→ WORK TO COMPLETE
Find the lines holding the word "BETON" and collect them.
....................
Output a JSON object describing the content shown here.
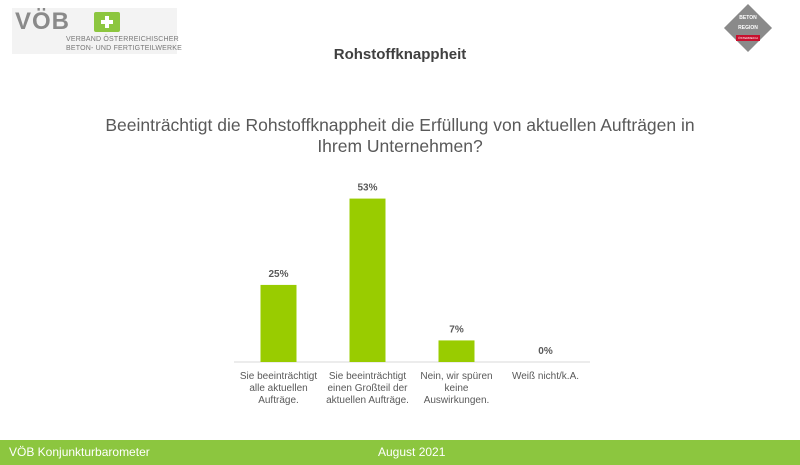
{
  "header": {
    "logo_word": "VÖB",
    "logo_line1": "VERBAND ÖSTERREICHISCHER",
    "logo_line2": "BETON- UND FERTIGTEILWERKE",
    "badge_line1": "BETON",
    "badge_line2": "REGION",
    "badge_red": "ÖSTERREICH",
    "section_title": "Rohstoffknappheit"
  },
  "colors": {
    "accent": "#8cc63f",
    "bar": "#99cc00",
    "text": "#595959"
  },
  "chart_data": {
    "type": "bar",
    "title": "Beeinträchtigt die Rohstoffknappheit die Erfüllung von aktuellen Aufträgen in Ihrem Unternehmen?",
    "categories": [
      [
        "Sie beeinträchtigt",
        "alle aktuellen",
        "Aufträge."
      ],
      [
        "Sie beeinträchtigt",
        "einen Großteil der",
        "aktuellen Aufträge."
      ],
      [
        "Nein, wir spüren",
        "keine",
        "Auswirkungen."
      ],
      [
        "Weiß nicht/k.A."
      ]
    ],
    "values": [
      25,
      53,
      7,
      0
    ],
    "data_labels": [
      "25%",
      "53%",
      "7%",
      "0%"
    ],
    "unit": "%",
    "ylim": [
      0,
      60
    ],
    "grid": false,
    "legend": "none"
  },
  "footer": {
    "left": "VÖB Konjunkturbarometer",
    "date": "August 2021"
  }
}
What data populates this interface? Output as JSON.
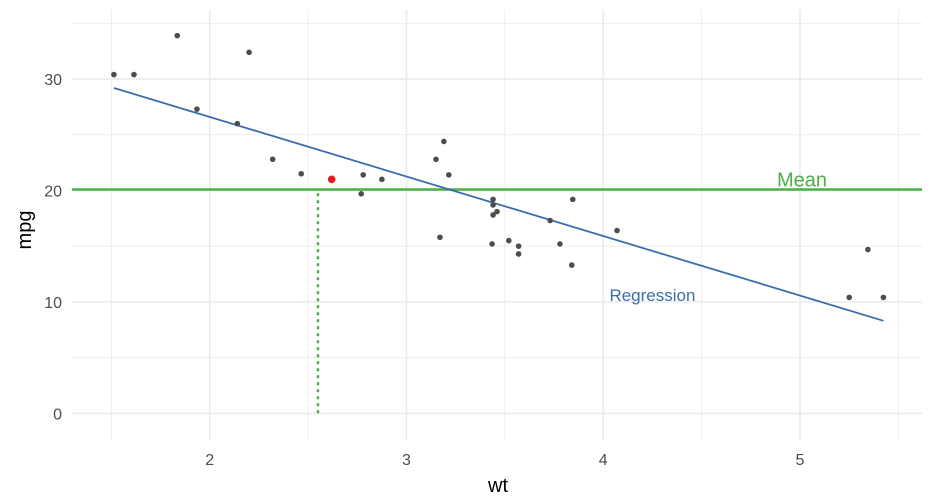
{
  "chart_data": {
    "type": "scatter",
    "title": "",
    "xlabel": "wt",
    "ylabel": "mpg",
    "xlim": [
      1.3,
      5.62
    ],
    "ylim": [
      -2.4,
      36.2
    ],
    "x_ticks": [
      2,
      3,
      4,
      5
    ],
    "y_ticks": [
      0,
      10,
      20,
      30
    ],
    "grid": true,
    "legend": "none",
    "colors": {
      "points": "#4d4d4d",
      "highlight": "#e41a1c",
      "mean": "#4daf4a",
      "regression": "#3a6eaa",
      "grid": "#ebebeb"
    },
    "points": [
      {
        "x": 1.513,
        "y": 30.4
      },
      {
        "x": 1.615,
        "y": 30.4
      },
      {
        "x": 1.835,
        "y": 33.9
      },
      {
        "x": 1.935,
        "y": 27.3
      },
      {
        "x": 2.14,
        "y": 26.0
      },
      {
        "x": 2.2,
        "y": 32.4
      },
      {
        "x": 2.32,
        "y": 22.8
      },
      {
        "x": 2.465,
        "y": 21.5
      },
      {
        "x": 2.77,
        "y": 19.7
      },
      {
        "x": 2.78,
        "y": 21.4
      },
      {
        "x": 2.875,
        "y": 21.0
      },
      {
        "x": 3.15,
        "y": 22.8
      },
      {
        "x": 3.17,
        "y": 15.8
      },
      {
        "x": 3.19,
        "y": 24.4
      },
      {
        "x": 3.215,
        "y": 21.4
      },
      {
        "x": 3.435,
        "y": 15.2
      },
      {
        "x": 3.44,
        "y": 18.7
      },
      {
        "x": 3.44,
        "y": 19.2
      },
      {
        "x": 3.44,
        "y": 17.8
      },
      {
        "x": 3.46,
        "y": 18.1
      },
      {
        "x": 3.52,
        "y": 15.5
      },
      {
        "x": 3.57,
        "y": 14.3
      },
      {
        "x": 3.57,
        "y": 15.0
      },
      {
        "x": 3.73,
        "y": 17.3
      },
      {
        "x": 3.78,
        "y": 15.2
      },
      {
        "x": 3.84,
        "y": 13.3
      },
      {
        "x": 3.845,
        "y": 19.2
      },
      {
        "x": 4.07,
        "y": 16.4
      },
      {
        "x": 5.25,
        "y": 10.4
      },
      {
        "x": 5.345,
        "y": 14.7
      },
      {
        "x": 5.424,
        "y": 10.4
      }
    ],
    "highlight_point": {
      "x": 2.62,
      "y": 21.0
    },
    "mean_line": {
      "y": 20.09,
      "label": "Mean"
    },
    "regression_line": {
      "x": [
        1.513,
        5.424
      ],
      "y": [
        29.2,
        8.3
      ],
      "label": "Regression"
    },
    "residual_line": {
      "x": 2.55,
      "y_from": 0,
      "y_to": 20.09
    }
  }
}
....................
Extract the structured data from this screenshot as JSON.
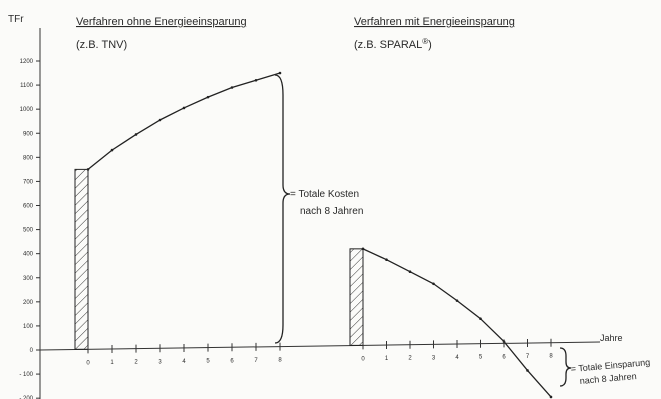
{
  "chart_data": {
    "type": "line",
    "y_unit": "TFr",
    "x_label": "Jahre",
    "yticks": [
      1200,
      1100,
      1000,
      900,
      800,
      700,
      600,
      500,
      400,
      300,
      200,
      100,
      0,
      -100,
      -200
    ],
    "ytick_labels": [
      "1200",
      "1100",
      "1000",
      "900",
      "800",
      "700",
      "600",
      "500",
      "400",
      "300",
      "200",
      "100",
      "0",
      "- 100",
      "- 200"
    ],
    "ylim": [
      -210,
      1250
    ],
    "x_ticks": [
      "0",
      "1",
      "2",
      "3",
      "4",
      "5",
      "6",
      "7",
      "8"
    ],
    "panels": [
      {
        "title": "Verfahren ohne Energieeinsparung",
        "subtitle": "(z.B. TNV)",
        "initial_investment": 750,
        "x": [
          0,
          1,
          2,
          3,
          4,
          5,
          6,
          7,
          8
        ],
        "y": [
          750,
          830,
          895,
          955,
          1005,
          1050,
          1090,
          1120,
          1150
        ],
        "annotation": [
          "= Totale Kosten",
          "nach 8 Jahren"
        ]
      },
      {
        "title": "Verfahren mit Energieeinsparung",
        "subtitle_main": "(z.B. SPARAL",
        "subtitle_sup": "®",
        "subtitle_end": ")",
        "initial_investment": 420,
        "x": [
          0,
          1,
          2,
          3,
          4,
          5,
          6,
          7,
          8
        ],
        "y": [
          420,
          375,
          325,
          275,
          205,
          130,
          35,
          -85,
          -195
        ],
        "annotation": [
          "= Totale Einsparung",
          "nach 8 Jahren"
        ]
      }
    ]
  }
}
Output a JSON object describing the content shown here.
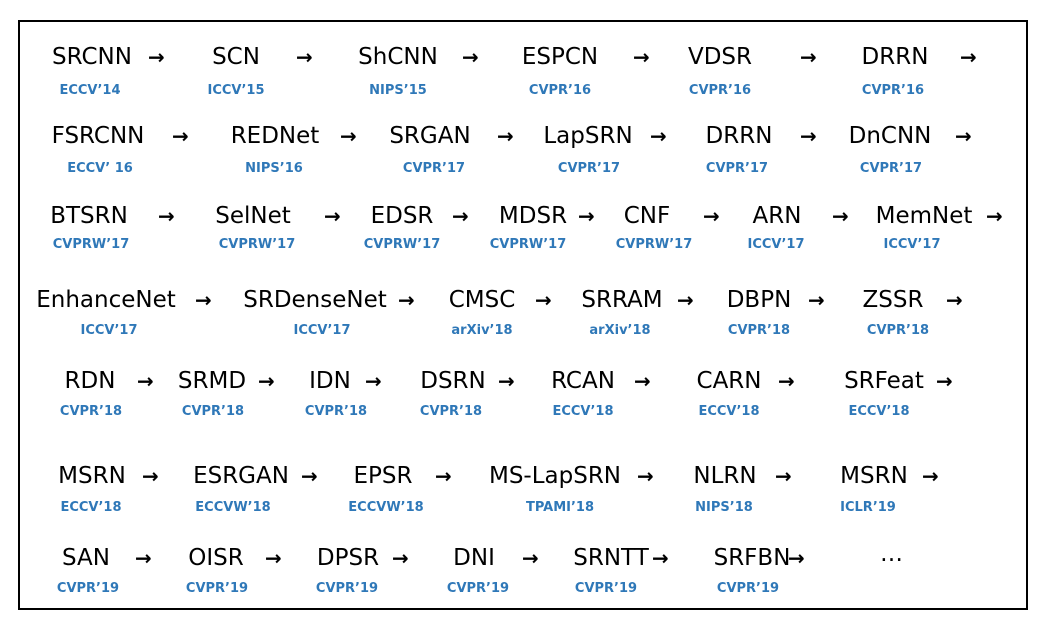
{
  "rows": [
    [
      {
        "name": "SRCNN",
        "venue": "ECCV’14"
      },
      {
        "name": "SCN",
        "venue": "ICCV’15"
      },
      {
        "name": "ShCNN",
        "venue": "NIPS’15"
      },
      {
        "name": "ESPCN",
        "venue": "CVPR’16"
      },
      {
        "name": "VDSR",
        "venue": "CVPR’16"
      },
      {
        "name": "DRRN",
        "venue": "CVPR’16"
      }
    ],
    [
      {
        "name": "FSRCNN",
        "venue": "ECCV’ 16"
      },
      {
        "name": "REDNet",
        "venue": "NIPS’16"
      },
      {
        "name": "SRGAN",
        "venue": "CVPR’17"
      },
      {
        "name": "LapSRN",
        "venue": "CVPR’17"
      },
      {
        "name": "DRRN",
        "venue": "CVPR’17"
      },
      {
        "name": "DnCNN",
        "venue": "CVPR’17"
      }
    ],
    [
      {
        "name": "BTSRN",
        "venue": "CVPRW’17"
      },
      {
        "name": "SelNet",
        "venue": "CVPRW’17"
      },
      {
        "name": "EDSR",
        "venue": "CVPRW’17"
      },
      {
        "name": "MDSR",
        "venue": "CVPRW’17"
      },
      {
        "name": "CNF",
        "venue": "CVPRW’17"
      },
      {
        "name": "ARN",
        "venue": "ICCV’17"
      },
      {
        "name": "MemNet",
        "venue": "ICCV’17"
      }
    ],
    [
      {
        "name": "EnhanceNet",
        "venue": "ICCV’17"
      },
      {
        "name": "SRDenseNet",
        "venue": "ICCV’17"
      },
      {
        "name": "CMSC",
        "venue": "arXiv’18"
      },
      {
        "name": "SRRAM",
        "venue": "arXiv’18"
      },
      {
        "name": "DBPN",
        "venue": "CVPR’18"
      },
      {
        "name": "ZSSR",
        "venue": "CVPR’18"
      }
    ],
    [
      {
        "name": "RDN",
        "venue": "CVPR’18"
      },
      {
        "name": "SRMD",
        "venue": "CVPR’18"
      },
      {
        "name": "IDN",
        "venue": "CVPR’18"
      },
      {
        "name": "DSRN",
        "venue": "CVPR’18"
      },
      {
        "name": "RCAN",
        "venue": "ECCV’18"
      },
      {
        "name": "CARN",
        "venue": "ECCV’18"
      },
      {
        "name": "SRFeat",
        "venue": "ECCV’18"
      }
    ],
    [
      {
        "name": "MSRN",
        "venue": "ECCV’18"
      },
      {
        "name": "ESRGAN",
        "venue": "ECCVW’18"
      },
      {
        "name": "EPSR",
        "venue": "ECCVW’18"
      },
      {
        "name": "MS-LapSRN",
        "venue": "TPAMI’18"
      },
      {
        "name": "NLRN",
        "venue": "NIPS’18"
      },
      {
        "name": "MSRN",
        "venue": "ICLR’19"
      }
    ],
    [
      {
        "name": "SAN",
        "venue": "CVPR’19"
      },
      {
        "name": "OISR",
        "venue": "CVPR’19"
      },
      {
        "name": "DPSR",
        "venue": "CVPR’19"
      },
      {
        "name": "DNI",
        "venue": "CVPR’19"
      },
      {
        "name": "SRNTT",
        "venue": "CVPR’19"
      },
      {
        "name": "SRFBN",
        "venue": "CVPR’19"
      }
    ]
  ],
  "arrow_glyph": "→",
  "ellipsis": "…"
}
....................
→ FULL SOLUTION
    "logo_line2": "BETON- UND FERTIGTEILWERKE",
    "badge_line1": "BETON",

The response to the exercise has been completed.